# [Task data]

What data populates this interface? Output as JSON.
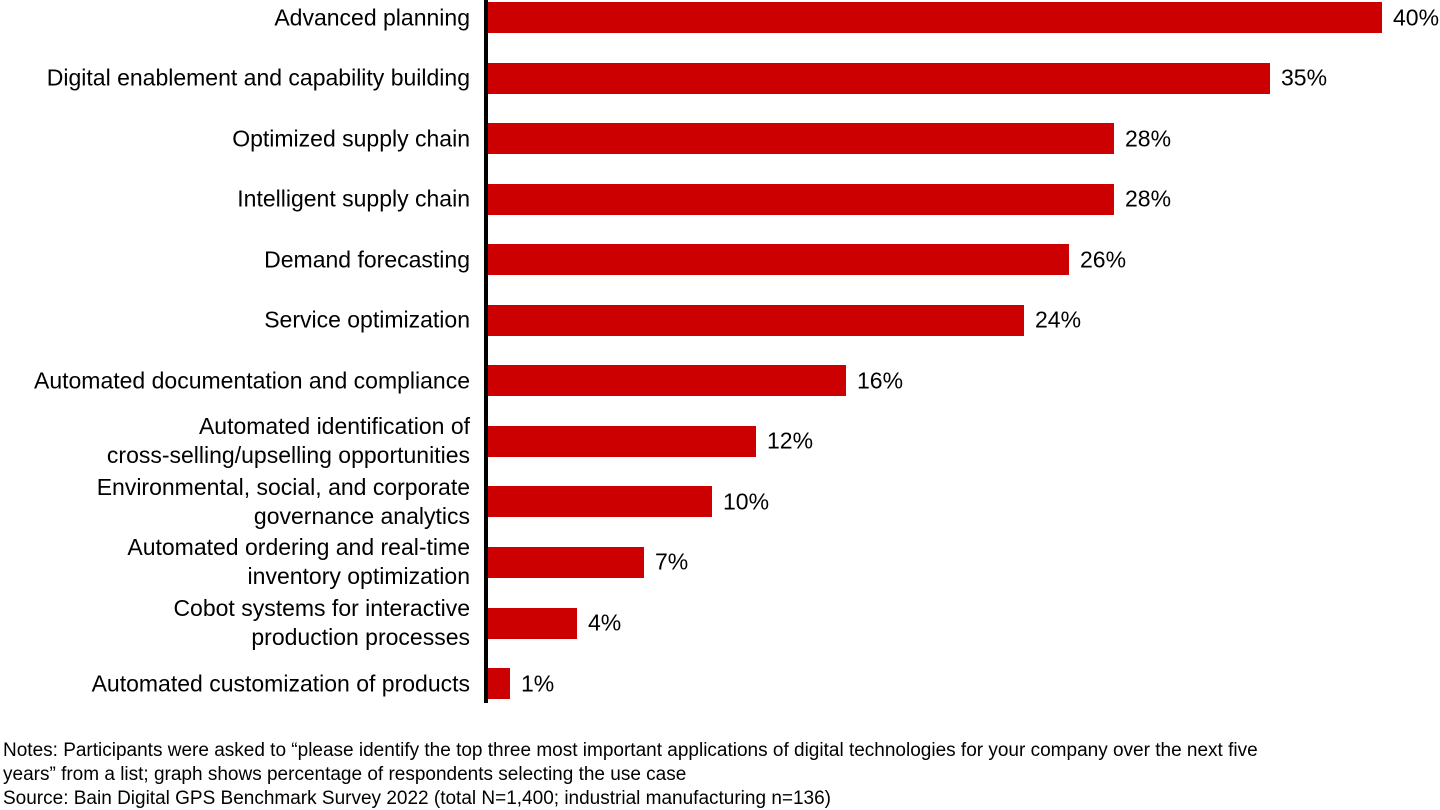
{
  "chart_data": {
    "type": "bar",
    "orientation": "horizontal",
    "categories": [
      "Advanced planning",
      "Digital enablement and capability building",
      "Optimized supply chain",
      "Intelligent supply chain",
      "Demand forecasting",
      "Service optimization",
      "Automated documentation and compliance",
      "Automated identification of\ncross-selling/upselling opportunities",
      "Environmental, social, and corporate\ngovernance analytics",
      "Automated ordering and real-time\ninventory optimization",
      "Cobot systems for interactive\nproduction processes",
      "Automated customization of products"
    ],
    "values": [
      40,
      35,
      28,
      28,
      26,
      24,
      16,
      12,
      10,
      7,
      4,
      1
    ],
    "unit": "%",
    "xlim": [
      0,
      40
    ],
    "grid": false,
    "value_label_position": "outside-right",
    "bar_color": "#CC0000",
    "axis_color": "#000000",
    "text_color": "#000000"
  },
  "notes": {
    "lines": [
      "Notes: Participants were asked to “please identify the top three most important applications of digital technologies for your company over the next five",
      "years” from a list; graph shows percentage of respondents selecting the use case"
    ],
    "source": "Source: Bain Digital GPS Benchmark Survey 2022 (total N=1,400; industrial manufacturing n=136)"
  }
}
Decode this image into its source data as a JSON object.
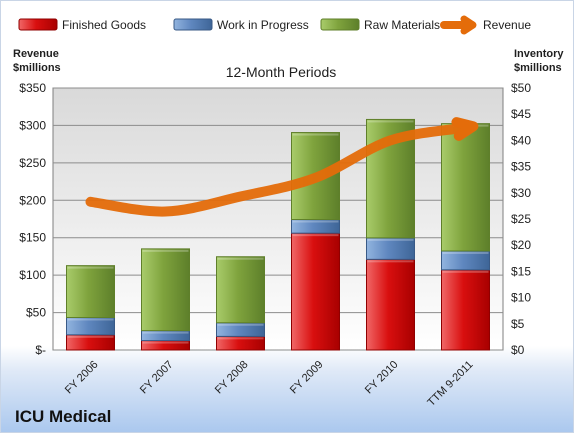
{
  "chart_data": {
    "type": "bar",
    "title": "12-Month Periods",
    "company": "ICU Medical",
    "categories": [
      "FY 2006",
      "FY 2007",
      "FY 2008",
      "FY 2009",
      "FY 2010",
      "TTM 9-2011"
    ],
    "left_axis": {
      "label_lines": [
        "Revenue",
        "$millions"
      ],
      "ylim": [
        0,
        350
      ],
      "ticks": [
        0,
        50,
        100,
        150,
        200,
        250,
        300,
        350
      ],
      "tick_labels": [
        "$-",
        "$50",
        "$100",
        "$150",
        "$200",
        "$250",
        "$300",
        "$350"
      ]
    },
    "right_axis": {
      "label_lines": [
        "Inventory",
        "$millions"
      ],
      "ylim": [
        0,
        50
      ],
      "ticks": [
        0,
        5,
        10,
        15,
        20,
        25,
        30,
        35,
        40,
        45,
        50
      ],
      "tick_labels": [
        "$0",
        "$5",
        "$10",
        "$15",
        "$20",
        "$25",
        "$30",
        "$35",
        "$40",
        "$45",
        "$50"
      ]
    },
    "series": [
      {
        "name": "Finished Goods",
        "type": "stacked-bar",
        "axis": "right",
        "values": [
          2.9,
          1.8,
          2.6,
          22.3,
          17.3,
          15.3
        ],
        "color": "#c00000"
      },
      {
        "name": "Work in Progress",
        "type": "stacked-bar",
        "axis": "right",
        "values": [
          3.3,
          1.9,
          2.6,
          2.6,
          4.1,
          3.6
        ],
        "color": "#4f81bd"
      },
      {
        "name": "Raw Materials",
        "type": "stacked-bar",
        "axis": "right",
        "values": [
          9.9,
          15.6,
          12.6,
          16.6,
          22.6,
          24.3
        ],
        "color": "#77933c"
      },
      {
        "name": "Revenue",
        "type": "line",
        "axis": "left",
        "values": [
          198,
          185,
          205,
          230,
          280,
          297
        ],
        "color": "#e46c0a"
      }
    ],
    "grid": true,
    "legend_position": "top"
  }
}
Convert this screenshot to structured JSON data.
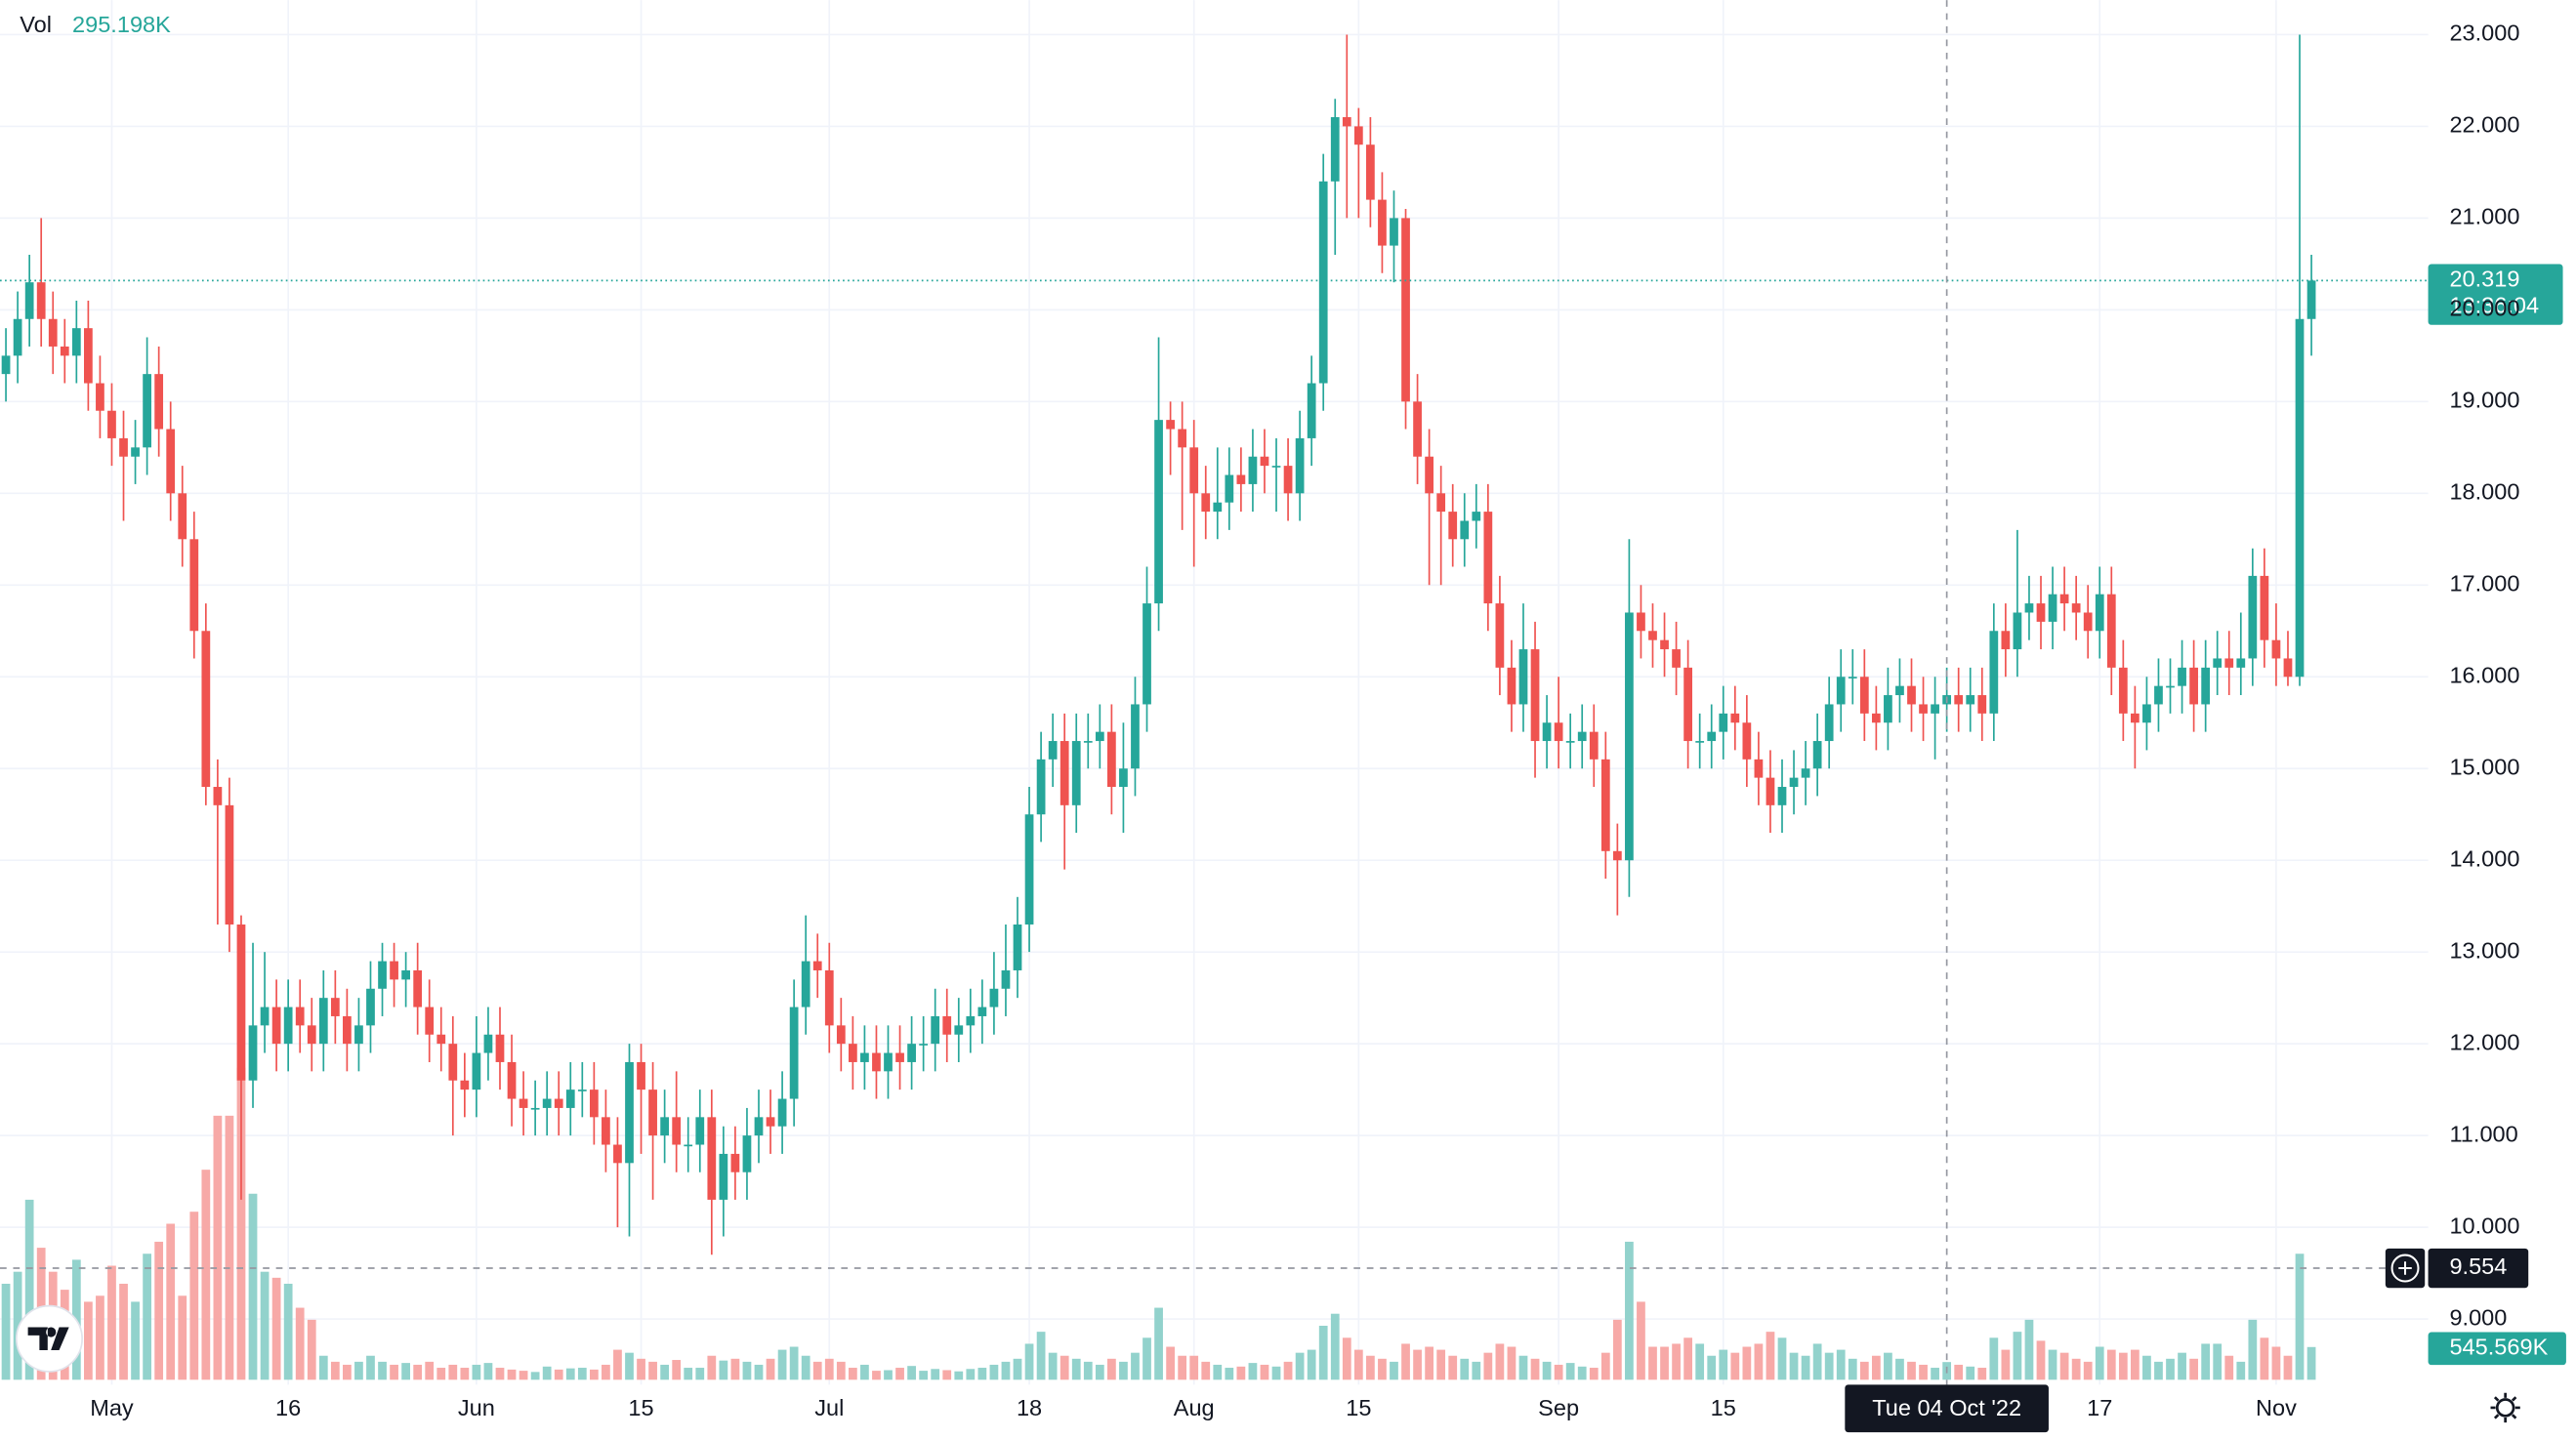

# [Aim of the exercise]
Reproduce every line of the material precisely, omitting its pictures.

# [Result]
What data populates this interface? Output as JSON.
{
  "chart_data": {
    "type": "bar",
    "orientation": "horizontal",
    "categories": [
      "Advanced planning",
      "Digital enablement and capability building",
      "Optimized supply chain",
      "Intelligent supply chain",
      "Demand forecasting",
      "Service optimization",
      "Automated documentation and compliance",
      "Automated identification of\ncross-selling/upselling opportunities",
      "Environmental, social, and corporate\ngovernance analytics",
      "Automated ordering and real-time\ninventory optimization",
      "Cobot systems for interactive\nproduction processes",
      "Automated customization of products"
    ],
    "values": [
      40,
      35,
      28,
      28,
      26,
      24,
      16,
      12,
      10,
      7,
      4,
      1
    ],
    "unit": "%",
    "xlim": [
      0,
      40
    ],
    "grid": false,
    "value_label_position": "outside-right",
    "bar_color": "#CC0000",
    "axis_color": "#000000",
    "text_color": "#000000"
  },
  "notes": {
    "lines": [
      "Notes: Participants were asked to “please identify the top three most important applications of digital technologies for your company over the next five",
      "years” from a list; graph shows percentage of respondents selecting the use case"
    ],
    "source": "Source: Bain Digital GPS Benchmark Survey 2022 (total N=1,400; industrial manufacturing n=136)"
  }
}
Decode this image into its source data as a JSON object.
{
  "chart_data": {
    "type": "bar",
    "title": "12-Month Periods",
    "company": "ICU Medical",
    "categories": [
      "FY 2006",
      "FY 2007",
      "FY 2008",
      "FY 2009",
      "FY 2010",
      "TTM 9-2011"
    ],
    "left_axis": {
      "label_lines": [
        "Revenue",
        "$millions"
      ],
      "ylim": [
        0,
        350
      ],
      "ticks": [
        0,
        50,
        100,
        150,
        200,
        250,
        300,
        350
      ],
      "tick_labels": [
        "$-",
        "$50",
        "$100",
        "$150",
        "$200",
        "$250",
        "$300",
        "$350"
      ]
    },
    "right_axis": {
      "label_lines": [
        "Inventory",
        "$millions"
      ],
      "ylim": [
        0,
        50
      ],
      "ticks": [
        0,
        5,
        10,
        15,
        20,
        25,
        30,
        35,
        40,
        45,
        50
      ],
      "tick_labels": [
        "$0",
        "$5",
        "$10",
        "$15",
        "$20",
        "$25",
        "$30",
        "$35",
        "$40",
        "$45",
        "$50"
      ]
    },
    "series": [
      {
        "name": "Finished Goods",
        "type": "stacked-bar",
        "axis": "right",
        "values": [
          2.9,
          1.8,
          2.6,
          22.3,
          17.3,
          15.3
        ],
        "color": "#c00000"
      },
      {
        "name": "Work in Progress",
        "type": "stacked-bar",
        "axis": "right",
        "values": [
          3.3,
          1.9,
          2.6,
          2.6,
          4.1,
          3.6
        ],
        "color": "#4f81bd"
      },
      {
        "name": "Raw Materials",
        "type": "stacked-bar",
        "axis": "right",
        "values": [
          9.9,
          15.6,
          12.6,
          16.6,
          22.6,
          24.3
        ],
        "color": "#77933c"
      },
      {
        "name": "Revenue",
        "type": "line",
        "axis": "left",
        "values": [
          198,
          185,
          205,
          230,
          280,
          297
        ],
        "color": "#e46c0a"
      }
    ],
    "grid": true,
    "legend_position": "top"
  }
}
Convert this screenshot to structured JSON data.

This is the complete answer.